-- THE REQUEST --
Reproduce each record exactly.

[Raw records]
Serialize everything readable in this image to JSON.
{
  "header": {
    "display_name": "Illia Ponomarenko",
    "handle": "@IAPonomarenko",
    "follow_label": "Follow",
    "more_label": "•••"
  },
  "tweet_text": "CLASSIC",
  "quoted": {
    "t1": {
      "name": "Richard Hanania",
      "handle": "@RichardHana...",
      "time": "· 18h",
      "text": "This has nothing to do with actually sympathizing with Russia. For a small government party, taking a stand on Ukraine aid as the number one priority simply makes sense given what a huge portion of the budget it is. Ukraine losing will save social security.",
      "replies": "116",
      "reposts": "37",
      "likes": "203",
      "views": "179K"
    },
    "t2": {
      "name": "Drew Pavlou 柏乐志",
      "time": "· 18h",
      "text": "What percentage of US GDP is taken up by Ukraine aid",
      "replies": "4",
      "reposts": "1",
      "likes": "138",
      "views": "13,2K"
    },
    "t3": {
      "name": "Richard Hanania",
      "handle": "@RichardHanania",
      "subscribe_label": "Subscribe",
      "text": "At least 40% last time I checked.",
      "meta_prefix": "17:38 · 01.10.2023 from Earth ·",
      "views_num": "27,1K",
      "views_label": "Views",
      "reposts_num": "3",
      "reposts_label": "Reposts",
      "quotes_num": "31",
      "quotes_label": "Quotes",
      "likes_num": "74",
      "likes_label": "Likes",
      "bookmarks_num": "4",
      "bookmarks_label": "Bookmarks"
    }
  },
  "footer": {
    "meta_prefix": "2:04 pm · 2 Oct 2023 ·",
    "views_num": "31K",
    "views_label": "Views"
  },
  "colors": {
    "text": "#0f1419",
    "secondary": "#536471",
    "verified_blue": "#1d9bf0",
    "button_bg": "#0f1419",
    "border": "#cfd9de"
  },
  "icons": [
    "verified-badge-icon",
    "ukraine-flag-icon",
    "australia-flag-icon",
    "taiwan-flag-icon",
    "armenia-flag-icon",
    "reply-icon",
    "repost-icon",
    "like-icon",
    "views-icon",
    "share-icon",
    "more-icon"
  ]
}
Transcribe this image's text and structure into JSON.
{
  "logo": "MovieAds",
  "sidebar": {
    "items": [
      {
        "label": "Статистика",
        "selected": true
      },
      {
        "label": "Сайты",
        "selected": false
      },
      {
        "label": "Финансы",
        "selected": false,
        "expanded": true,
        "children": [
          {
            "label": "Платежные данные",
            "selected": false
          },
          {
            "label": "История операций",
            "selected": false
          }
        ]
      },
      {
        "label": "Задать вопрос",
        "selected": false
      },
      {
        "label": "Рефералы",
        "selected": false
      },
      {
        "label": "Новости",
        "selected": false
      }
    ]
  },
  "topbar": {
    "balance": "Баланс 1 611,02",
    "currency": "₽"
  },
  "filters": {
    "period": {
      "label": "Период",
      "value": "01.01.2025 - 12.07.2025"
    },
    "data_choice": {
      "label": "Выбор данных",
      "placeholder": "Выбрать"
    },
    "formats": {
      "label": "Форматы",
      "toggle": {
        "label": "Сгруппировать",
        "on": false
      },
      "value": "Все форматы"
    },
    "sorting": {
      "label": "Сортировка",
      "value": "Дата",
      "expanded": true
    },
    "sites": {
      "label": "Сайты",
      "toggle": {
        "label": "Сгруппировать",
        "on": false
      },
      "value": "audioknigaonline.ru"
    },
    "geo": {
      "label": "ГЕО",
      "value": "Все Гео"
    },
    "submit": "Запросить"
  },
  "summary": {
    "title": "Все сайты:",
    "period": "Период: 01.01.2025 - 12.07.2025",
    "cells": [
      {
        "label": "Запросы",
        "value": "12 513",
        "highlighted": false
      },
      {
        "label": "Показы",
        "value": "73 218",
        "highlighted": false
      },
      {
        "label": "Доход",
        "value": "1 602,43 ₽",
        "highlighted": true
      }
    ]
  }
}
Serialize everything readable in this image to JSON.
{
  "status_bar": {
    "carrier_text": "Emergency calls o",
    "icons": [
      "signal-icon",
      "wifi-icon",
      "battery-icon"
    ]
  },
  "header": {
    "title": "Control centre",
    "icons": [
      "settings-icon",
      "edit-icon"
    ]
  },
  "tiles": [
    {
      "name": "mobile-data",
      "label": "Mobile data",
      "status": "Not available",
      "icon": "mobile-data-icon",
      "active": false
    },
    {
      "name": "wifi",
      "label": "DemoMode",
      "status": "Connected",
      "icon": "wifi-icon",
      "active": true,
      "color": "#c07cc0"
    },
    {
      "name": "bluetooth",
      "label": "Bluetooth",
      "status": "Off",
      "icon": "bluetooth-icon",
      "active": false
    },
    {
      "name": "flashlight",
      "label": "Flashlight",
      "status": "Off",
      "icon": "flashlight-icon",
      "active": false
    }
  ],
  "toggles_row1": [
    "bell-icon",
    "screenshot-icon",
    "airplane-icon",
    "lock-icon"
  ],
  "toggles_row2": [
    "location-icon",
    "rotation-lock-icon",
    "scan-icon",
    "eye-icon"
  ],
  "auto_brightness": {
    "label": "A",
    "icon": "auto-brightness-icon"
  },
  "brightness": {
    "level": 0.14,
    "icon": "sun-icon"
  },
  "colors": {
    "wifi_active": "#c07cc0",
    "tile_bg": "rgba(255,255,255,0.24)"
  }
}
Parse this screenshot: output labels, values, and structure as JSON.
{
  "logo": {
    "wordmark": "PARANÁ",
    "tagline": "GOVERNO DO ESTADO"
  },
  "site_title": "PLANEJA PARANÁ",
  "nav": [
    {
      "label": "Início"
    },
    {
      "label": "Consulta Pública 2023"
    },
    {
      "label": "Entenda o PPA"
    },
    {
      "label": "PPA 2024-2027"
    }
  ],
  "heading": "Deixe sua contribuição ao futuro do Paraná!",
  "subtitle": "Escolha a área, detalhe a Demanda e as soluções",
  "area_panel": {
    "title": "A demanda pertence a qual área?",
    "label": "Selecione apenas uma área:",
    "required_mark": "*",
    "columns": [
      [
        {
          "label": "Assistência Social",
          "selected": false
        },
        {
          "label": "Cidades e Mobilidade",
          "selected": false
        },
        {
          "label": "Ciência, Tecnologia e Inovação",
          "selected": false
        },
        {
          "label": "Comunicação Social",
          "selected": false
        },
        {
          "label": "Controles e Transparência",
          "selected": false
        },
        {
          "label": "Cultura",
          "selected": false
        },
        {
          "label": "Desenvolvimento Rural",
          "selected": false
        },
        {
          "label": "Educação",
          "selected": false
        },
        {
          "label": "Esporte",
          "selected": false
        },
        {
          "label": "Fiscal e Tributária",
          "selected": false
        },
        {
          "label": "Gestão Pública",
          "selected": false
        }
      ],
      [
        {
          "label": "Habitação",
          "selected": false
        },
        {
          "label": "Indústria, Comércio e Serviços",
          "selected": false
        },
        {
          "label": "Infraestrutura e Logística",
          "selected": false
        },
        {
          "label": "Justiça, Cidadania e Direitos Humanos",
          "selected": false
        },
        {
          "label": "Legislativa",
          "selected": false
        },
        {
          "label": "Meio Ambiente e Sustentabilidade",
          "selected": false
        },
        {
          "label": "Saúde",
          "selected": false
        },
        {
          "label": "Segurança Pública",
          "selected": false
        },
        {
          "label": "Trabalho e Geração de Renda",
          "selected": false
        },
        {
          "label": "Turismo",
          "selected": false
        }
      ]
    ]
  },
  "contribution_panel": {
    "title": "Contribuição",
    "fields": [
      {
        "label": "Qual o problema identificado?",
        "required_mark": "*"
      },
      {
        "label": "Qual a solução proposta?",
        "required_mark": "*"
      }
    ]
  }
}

-- RESULT FOR THIS EXERCISE --
Serialize everything readable in this image to JSON.
{
  "header": {
    "display_name": "Illia Ponomarenko",
    "handle": "@IAPonomarenko",
    "follow_label": "Follow",
    "more_label": "•••"
  },
  "tweet_text": "CLASSIC",
  "quoted": {
    "t1": {
      "name": "Richard Hanania",
      "handle": "@RichardHana...",
      "time": "· 18h",
      "text": "This has nothing to do with actually sympathizing with Russia. For a small government party, taking a stand on Ukraine aid as the number one priority simply makes sense given what a huge portion of the budget it is. Ukraine losing will save social security.",
      "replies": "116",
      "reposts": "37",
      "likes": "203",
      "views": "179K"
    },
    "t2": {
      "name": "Drew Pavlou 柏乐志",
      "time": "· 18h",
      "text": "What percentage of US GDP is taken up by Ukraine aid",
      "replies": "4",
      "reposts": "1",
      "likes": "138",
      "views": "13,2K"
    },
    "t3": {
      "name": "Richard Hanania",
      "handle": "@RichardHanania",
      "subscribe_label": "Subscribe",
      "text": "At least 40% last time I checked.",
      "meta_prefix": "17:38 · 01.10.2023 from Earth ·",
      "views_num": "27,1K",
      "views_label": "Views",
      "reposts_num": "3",
      "reposts_label": "Reposts",
      "quotes_num": "31",
      "quotes_label": "Quotes",
      "likes_num": "74",
      "likes_label": "Likes",
      "bookmarks_num": "4",
      "bookmarks_label": "Bookmarks"
    }
  },
  "footer": {
    "meta_prefix": "2:04 pm · 2 Oct 2023 ·",
    "views_num": "31K",
    "views_label": "Views"
  },
  "colors": {
    "text": "#0f1419",
    "secondary": "#536471",
    "verified_blue": "#1d9bf0",
    "button_bg": "#0f1419",
    "border": "#cfd9de"
  },
  "icons": [
    "verified-badge-icon",
    "ukraine-flag-icon",
    "australia-flag-icon",
    "taiwan-flag-icon",
    "armenia-flag-icon",
    "reply-icon",
    "repost-icon",
    "like-icon",
    "views-icon",
    "share-icon",
    "more-icon"
  ]
}
Transcribe this image's text and structure into JSON.
{
  "logo": "MovieAds",
  "sidebar": {
    "items": [
      {
        "label": "Статистика",
        "selected": true
      },
      {
        "label": "Сайты",
        "selected": false
      },
      {
        "label": "Финансы",
        "selected": false,
        "expanded": true,
        "children": [
          {
            "label": "Платежные данные",
            "selected": false
          },
          {
            "label": "История операций",
            "selected": false
          }
        ]
      },
      {
        "label": "Задать вопрос",
        "selected": false
      },
      {
        "label": "Рефералы",
        "selected": false
      },
      {
        "label": "Новости",
        "selected": false
      }
    ]
  },
  "topbar": {
    "balance": "Баланс 1 611,02",
    "currency": "₽"
  },
  "filters": {
    "period": {
      "label": "Период",
      "value": "01.01.2025 - 12.07.2025"
    },
    "data_choice": {
      "label": "Выбор данных",
      "placeholder": "Выбрать"
    },
    "formats": {
      "label": "Форматы",
      "toggle": {
        "label": "Сгруппировать",
        "on": false
      },
      "value": "Все форматы"
    },
    "sorting": {
      "label": "Сортировка",
      "value": "Дата",
      "expanded": true
    },
    "sites": {
      "label": "Сайты",
      "toggle": {
        "label": "Сгруппировать",
        "on": false
      },
      "value": "audioknigaonline.ru"
    },
    "geo": {
      "label": "ГЕО",
      "value": "Все Гео"
    },
    "submit": "Запросить"
  },
  "summary": {
    "title": "Все сайты:",
    "period": "Период: 01.01.2025 - 12.07.2025",
    "cells": [
      {
        "label": "Запросы",
        "value": "12 513",
        "highlighted": false
      },
      {
        "label": "Показы",
        "value": "73 218",
        "highlighted": false
      },
      {
        "label": "Доход",
        "value": "1 602,43 ₽",
        "highlighted": true
      }
    ]
  }
}
Serialize everything readable in this image to JSON.
{
  "status_bar": {
    "carrier_text": "Emergency calls o",
    "icons": [
      "signal-icon",
      "wifi-icon",
      "battery-icon"
    ]
  },
  "header": {
    "title": "Control centre",
    "icons": [
      "settings-icon",
      "edit-icon"
    ]
  },
  "tiles": [
    {
      "name": "mobile-data",
      "label": "Mobile data",
      "status": "Not available",
      "icon": "mobile-data-icon",
      "active": false
    },
    {
      "name": "wifi",
      "label": "DemoMode",
      "status": "Connected",
      "icon": "wifi-icon",
      "active": true,
      "color": "#c07cc0"
    },
    {
      "name": "bluetooth",
      "label": "Bluetooth",
      "status": "Off",
      "icon": "bluetooth-icon",
      "active": false
    },
    {
      "name": "flashlight",
      "label": "Flashlight",
      "status": "Off",
      "icon": "flashlight-icon",
      "active": false
    }
  ],
  "toggles_row1": [
    "bell-icon",
    "screenshot-icon",
    "airplane-icon",
    "lock-icon"
  ],
  "toggles_row2": [
    "location-icon",
    "rotation-lock-icon",
    "scan-icon",
    "eye-icon"
  ],
  "auto_brightness": {
    "label": "A",
    "icon": "auto-brightness-icon"
  },
  "brightness": {
    "level": 0.14,
    "icon": "sun-icon"
  },
  "colors": {
    "wifi_active": "#c07cc0",
    "tile_bg": "rgba(255,255,255,0.24)"
  }
}
Parse this screenshot: output labels, values, and structure as JSON.
{
  "logo": {
    "wordmark": "PARANÁ",
    "tagline": "GOVERNO DO ESTADO"
  },
  "site_title": "PLANEJA PARANÁ",
  "nav": [
    {
      "label": "Início"
    },
    {
      "label": "Consulta Pública 2023"
    },
    {
      "label": "Entenda o PPA"
    },
    {
      "label": "PPA 2024-2027"
    }
  ],
  "heading": "Deixe sua contribuição ao futuro do Paraná!",
  "subtitle": "Escolha a área, detalhe a Demanda e as soluções",
  "area_panel": {
    "title": "A demanda pertence a qual área?",
    "label": "Selecione apenas uma área:",
    "required_mark": "*",
    "columns": [
      [
        {
          "label": "Assistência Social",
          "selected": false
        },
        {
          "label": "Cidades e Mobilidade",
          "selected": false
        },
        {
          "label": "Ciência, Tecnologia e Inovação",
          "selected": false
        },
        {
          "label": "Comunicação Social",
          "selected": false
        },
        {
          "label": "Controles e Transparência",
          "selected": false
        },
        {
          "label": "Cultura",
          "selected": false
        },
        {
          "label": "Desenvolvimento Rural",
          "selected": false
        },
        {
          "label": "Educação",
          "selected": false
        },
        {
          "label": "Esporte",
          "selected": false
        },
        {
          "label": "Fiscal e Tributária",
          "selected": false
        },
        {
          "label": "Gestão Pública",
          "selected": false
        }
      ],
      [
        {
          "label": "Habitação",
          "selected": false
        },
        {
          "label": "Indústria, Comércio e Serviços",
          "selected": false
        },
        {
          "label": "Infraestrutura e Logística",
          "selected": false
        },
        {
          "label": "Justiça, Cidadania e Direitos Humanos",
          "selected": false
        },
        {
          "label": "Legislativa",
          "selected": false
        },
        {
          "label": "Meio Ambiente e Sustentabilidade",
          "selected": false
        },
        {
          "label": "Saúde",
          "selected": false
        },
        {
          "label": "Segurança Pública",
          "selected": false
        },
        {
          "label": "Trabalho e Geração de Renda",
          "selected": false
        },
        {
          "label": "Turismo",
          "selected": false
        }
      ]
    ]
  },
  "contribution_panel": {
    "title": "Contribuição",
    "fields": [
      {
        "label": "Qual o problema identificado?",
        "required_mark": "*"
      },
      {
        "label": "Qual a solução proposta?",
        "required_mark": "*"
      }
    ]
  }
}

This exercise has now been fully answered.